Figure collection entries
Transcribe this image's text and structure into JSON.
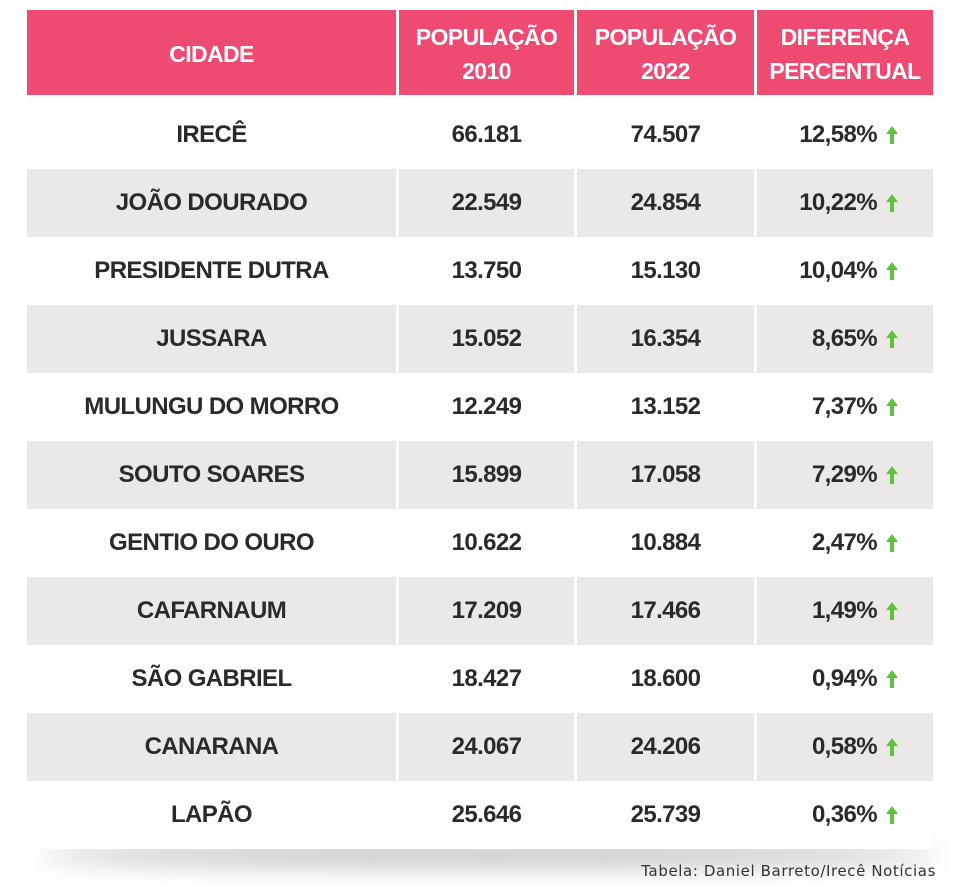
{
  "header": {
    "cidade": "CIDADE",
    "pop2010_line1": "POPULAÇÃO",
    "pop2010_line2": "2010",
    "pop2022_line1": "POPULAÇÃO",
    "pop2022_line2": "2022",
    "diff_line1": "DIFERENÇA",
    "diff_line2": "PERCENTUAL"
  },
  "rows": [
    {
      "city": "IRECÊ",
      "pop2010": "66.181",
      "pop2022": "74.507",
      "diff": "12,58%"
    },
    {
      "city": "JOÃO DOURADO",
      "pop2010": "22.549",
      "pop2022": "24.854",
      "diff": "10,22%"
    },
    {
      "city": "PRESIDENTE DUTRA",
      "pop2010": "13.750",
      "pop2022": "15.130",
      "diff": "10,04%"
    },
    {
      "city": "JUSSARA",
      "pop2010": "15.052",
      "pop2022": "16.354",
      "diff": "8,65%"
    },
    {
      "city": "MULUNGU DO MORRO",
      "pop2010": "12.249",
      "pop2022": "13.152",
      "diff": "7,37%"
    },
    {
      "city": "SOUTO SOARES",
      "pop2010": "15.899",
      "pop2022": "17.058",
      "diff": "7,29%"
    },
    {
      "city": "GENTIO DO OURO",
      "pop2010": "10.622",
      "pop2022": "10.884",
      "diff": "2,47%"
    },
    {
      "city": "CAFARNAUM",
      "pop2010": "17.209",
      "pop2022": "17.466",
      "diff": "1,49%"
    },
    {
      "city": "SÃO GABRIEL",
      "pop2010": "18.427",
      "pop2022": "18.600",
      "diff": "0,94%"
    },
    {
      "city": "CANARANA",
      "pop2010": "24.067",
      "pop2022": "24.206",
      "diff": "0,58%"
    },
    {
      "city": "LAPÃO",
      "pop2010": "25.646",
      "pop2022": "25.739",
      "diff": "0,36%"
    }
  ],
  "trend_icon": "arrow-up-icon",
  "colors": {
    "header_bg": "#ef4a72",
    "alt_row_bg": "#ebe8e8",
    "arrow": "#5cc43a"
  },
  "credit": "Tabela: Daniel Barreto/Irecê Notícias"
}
--
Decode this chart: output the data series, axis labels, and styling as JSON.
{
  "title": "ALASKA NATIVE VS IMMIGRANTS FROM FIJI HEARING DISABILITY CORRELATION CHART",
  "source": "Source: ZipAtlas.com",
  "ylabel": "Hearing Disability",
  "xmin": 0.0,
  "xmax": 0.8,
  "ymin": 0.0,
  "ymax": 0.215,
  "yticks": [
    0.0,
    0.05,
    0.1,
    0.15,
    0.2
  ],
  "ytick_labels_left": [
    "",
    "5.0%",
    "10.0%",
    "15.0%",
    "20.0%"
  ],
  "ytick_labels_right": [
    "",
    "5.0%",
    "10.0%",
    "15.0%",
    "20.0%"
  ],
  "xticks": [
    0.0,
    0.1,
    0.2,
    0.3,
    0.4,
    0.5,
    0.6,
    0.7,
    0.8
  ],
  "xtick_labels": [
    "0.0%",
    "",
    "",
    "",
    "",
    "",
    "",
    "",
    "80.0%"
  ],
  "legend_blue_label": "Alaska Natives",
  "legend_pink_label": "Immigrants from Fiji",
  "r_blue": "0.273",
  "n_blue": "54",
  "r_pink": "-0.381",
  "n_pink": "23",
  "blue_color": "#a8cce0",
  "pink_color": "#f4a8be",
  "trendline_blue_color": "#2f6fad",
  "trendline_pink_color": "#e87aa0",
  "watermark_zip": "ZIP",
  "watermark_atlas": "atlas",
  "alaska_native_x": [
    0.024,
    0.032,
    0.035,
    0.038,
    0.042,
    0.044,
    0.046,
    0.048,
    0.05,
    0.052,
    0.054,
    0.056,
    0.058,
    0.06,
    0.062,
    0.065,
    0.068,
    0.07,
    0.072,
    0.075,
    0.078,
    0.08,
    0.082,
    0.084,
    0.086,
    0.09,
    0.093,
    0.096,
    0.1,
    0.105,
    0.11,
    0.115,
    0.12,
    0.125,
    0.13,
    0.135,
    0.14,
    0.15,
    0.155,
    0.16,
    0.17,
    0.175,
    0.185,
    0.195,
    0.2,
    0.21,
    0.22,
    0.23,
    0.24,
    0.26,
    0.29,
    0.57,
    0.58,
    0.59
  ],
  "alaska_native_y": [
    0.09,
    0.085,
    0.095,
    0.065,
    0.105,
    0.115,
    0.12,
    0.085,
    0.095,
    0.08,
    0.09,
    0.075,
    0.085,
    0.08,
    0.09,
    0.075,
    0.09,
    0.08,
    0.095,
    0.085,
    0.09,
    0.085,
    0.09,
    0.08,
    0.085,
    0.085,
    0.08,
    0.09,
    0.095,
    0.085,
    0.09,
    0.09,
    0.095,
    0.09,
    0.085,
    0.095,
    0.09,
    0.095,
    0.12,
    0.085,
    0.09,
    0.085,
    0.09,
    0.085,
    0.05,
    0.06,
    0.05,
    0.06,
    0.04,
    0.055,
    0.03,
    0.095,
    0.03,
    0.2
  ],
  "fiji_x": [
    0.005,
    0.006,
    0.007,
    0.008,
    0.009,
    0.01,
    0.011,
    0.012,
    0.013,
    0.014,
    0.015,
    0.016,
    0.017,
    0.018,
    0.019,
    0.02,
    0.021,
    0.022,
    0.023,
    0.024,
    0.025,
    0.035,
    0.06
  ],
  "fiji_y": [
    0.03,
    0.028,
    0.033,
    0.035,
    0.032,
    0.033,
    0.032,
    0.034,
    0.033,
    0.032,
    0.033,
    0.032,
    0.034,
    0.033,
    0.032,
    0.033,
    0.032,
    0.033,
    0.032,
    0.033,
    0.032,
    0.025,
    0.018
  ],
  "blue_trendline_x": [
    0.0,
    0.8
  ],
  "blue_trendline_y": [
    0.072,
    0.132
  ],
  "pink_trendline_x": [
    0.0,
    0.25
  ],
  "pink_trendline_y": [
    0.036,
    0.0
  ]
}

- Prompt: Every line in the data above that contains "JSON" needs to be copied.

- Response below:
Transcribe this image's text and structure into JSON.
Decode this chart: output the data series, axis labels, and styling as JSON.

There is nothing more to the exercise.